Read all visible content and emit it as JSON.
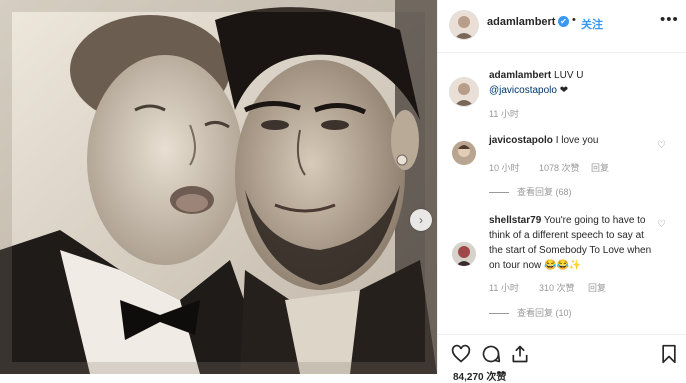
{
  "photo": {
    "next_icon": "chevron-right-icon"
  },
  "header": {
    "username": "adamlambert",
    "verified_icon": "✔",
    "separator": "•",
    "follow_label": "关注",
    "more_icon": "•••"
  },
  "caption": {
    "username": "adamlambert",
    "text": "LUV U",
    "mention": "@javicostapolo",
    "emoji": "❤",
    "time": "11 小时"
  },
  "comments": [
    {
      "username": "javicostapolo",
      "text": "I love you",
      "time": "10 小时",
      "likes": "1078 次赞",
      "reply_label": "回复",
      "view_replies": "查看回复 (68)"
    },
    {
      "username": "shellstar79",
      "text": "You're going to have to think of a different speech to say at the start of Somebody To Love when on tour now 😂😂✨",
      "time": "11 小时",
      "likes": "310 次赞",
      "reply_label": "回复",
      "view_replies": "查看回复 (10)"
    }
  ],
  "footer": {
    "likes_text": "84,270 次赞"
  },
  "colors": {
    "accent": "#3897f0",
    "meta": "#999999",
    "text": "#262626"
  }
}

== == ==

What you have to do: Copy the entries above faithfully and omit every image.

Expected answer:
Read all visible content and emit it as JSON.
{
  "photo": {
    "next_icon": "chevron-right-icon"
  },
  "header": {
    "username": "adamlambert",
    "verified_icon": "✔",
    "separator": "•",
    "follow_label": "关注",
    "more_icon": "•••"
  },
  "caption": {
    "username": "adamlambert",
    "text": "LUV U",
    "mention": "@javicostapolo",
    "emoji": "❤",
    "time": "11 小时"
  },
  "comments": [
    {
      "username": "javicostapolo",
      "text": "I love you",
      "time": "10 小时",
      "likes": "1078 次赞",
      "reply_label": "回复",
      "view_replies": "查看回复 (68)"
    },
    {
      "username": "shellstar79",
      "text": "You're going to have to think of a different speech to say at the start of Somebody To Love when on tour now 😂😂✨",
      "time": "11 小时",
      "likes": "310 次赞",
      "reply_label": "回复",
      "view_replies": "查看回复 (10)"
    }
  ],
  "footer": {
    "likes_text": "84,270 次赞"
  },
  "colors": {
    "accent": "#3897f0",
    "meta": "#999999",
    "text": "#262626"
  }
}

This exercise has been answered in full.